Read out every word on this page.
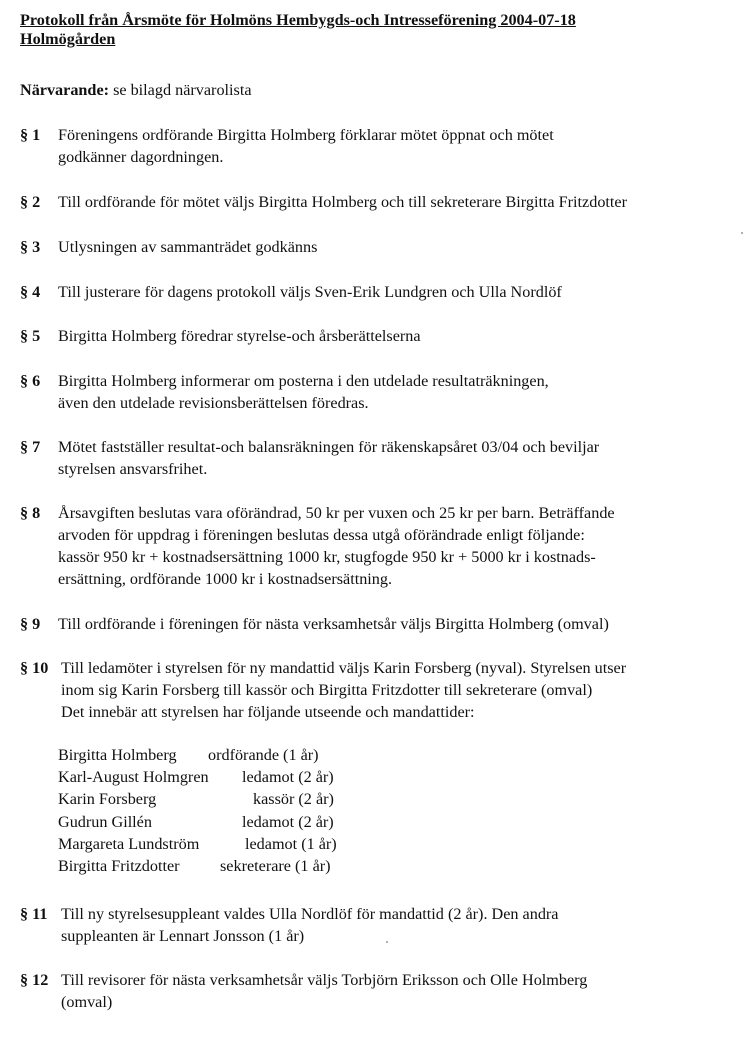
Protokoll från Årsmöte för Holmöns Hembygds-och Intresseförening 2004-07-18
Holmögården
Närvarande: se bilagd närvarolista
§ 1 Föreningens ordförande Birgitta Holmberg förklarar mötet öppnat och mötet
godkänner dagordningen.
§ 2 Till ordförande för mötet väljs Birgitta Holmberg och till sekreterare Birgitta Fritzdotter
§ 3 Utlysningen av sammanträdet godkänns
§ 4 Till justerare för dagens protokoll väljs Sven-Erik Lundgren och Ulla Nordlöf
§ 5 Birgitta Holmberg föredrar styrelse-och årsberättelserna
§ 6 Birgitta Holmberg informerar om posterna i den utdelade resultaträkningen,
även den utdelade revisionsberättelsen föredras.
§ 7 Mötet fastställer resultat-och balansräkningen för räkenskapsåret 03/04 och beviljar
styrelsen ansvarsfrihet.
§ 8 Årsavgiften beslutas vara oförändrad, 50 kr per vuxen och 25 kr per barn. Beträffande
arvoden för uppdrag i föreningen beslutas dessa utgå oförändrade enligt följande:
kassör 950 kr + kostnadsersättning 1000 kr, stugfogde 950 kr + 5000 kr i kostnads-
ersättning, ordförande 1000 kr i kostnadsersättning.
§ 9 Till ordförande i föreningen för nästa verksamhetsår väljs Birgitta Holmberg (omval)
§ 10 Till ledamöter i styrelsen för ny mandattid väljs Karin Forsberg (nyval). Styrelsen utser
inom sig Karin Forsberg till kassör och Birgitta Fritzdotter till sekreterare (omval)
Det innebär att styrelsen har följande utseende och mandattider:
Birgitta Holmberg ordförande (1 år)
Karl-August Holmgren ledamot (2 år)
Karin Forsberg	kassör (2 år)
Gudrun Gillén	ledamot (2 år)
Margareta Lundström	ledamot (1 år)
Birgitta Fritzdotter sekreterare (1 år)
§ 11 Till ny styrelsesuppleant valdes Ulla Nordlöf för mandattid (2 år). Den andra
suppleanten är Lennart Jonsson (1 år)
§ 12 Till revisorer för nästa verksamhetsår väljs Torbjörn Eriksson och Olle Holmberg
(omval)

****************

> **What is asked**:
Repeat the data in full and exactly. Omit pictures.

> **Result for this task**:
Read out every word on this page.
Protokoll från Årsmöte för Holmöns Hembygds-och Intresseförening 2004-07-18
Holmögården
Närvarande: se bilagd närvarolista
§ 1 Föreningens ordförande Birgitta Holmberg förklarar mötet öppnat och mötet
godkänner dagordningen.
§ 2 Till ordförande för mötet väljs Birgitta Holmberg och till sekreterare Birgitta Fritzdotter
§ 3 Utlysningen av sammanträdet godkänns
§ 4 Till justerare för dagens protokoll väljs Sven-Erik Lundgren och Ulla Nordlöf
§ 5 Birgitta Holmberg föredrar styrelse-och årsberättelserna
§ 6 Birgitta Holmberg informerar om posterna i den utdelade resultaträkningen,
även den utdelade revisionsberättelsen föredras.
§ 7 Mötet fastställer resultat-och balansräkningen för räkenskapsåret 03/04 och beviljar
styrelsen ansvarsfrihet.
§ 8 Årsavgiften beslutas vara oförändrad, 50 kr per vuxen och 25 kr per barn. Beträffande
arvoden för uppdrag i föreningen beslutas dessa utgå oförändrade enligt följande:
kassör 950 kr + kostnadsersättning 1000 kr, stugfogde 950 kr + 5000 kr i kostnads-
ersättning, ordförande 1000 kr i kostnadsersättning.
§ 9 Till ordförande i föreningen för nästa verksamhetsår väljs Birgitta Holmberg (omval)
§ 10 Till ledamöter i styrelsen för ny mandattid väljs Karin Forsberg (nyval). Styrelsen utser
inom sig Karin Forsberg till kassör och Birgitta Fritzdotter till sekreterare (omval)
Det innebär att styrelsen har följande utseende och mandattider:
Birgitta Holmberg ordförande (1 år)
Karl-August Holmgren ledamot (2 år)
Karin Forsberg	kassör (2 år)
Gudrun Gillén	ledamot (2 år)
Margareta Lundström	ledamot (1 år)
Birgitta Fritzdotter sekreterare (1 år)
§ 11 Till ny styrelsesuppleant valdes Ulla Nordlöf för mandattid (2 år). Den andra
suppleanten är Lennart Jonsson (1 år)
§ 12 Till revisorer för nästa verksamhetsår väljs Torbjörn Eriksson och Olle Holmberg
(omval)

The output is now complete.